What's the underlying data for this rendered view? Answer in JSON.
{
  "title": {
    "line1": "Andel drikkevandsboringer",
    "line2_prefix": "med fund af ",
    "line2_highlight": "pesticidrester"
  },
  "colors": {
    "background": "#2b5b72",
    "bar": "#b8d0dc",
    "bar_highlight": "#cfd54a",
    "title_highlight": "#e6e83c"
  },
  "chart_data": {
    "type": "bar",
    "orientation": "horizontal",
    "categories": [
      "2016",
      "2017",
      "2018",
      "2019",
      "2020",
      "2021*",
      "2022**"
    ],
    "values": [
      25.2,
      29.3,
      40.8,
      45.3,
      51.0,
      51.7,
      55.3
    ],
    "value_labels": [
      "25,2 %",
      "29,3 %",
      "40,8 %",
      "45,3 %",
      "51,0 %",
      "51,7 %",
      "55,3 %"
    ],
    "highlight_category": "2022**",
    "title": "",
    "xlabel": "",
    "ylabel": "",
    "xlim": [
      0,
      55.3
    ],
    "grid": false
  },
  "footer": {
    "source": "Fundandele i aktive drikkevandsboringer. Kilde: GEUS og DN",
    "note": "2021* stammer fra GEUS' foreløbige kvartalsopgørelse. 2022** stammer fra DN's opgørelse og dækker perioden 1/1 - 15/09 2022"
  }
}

* Goal of the exercise
Type out the full listing again, exactly as given.

* Answer in full
What's the underlying data for this rendered view? Answer in JSON.
{
  "title": {
    "line1": "Andel drikkevandsboringer",
    "line2_prefix": "med fund af ",
    "line2_highlight": "pesticidrester"
  },
  "colors": {
    "background": "#2b5b72",
    "bar": "#b8d0dc",
    "bar_highlight": "#cfd54a",
    "title_highlight": "#e6e83c"
  },
  "chart_data": {
    "type": "bar",
    "orientation": "horizontal",
    "categories": [
      "2016",
      "2017",
      "2018",
      "2019",
      "2020",
      "2021*",
      "2022**"
    ],
    "values": [
      25.2,
      29.3,
      40.8,
      45.3,
      51.0,
      51.7,
      55.3
    ],
    "value_labels": [
      "25,2 %",
      "29,3 %",
      "40,8 %",
      "45,3 %",
      "51,0 %",
      "51,7 %",
      "55,3 %"
    ],
    "highlight_category": "2022**",
    "title": "",
    "xlabel": "",
    "ylabel": "",
    "xlim": [
      0,
      55.3
    ],
    "grid": false
  },
  "footer": {
    "source": "Fundandele i aktive drikkevandsboringer. Kilde: GEUS og DN",
    "note": "2021* stammer fra GEUS' foreløbige kvartalsopgørelse. 2022** stammer fra DN's opgørelse og dækker perioden 1/1 - 15/09 2022"
  }
}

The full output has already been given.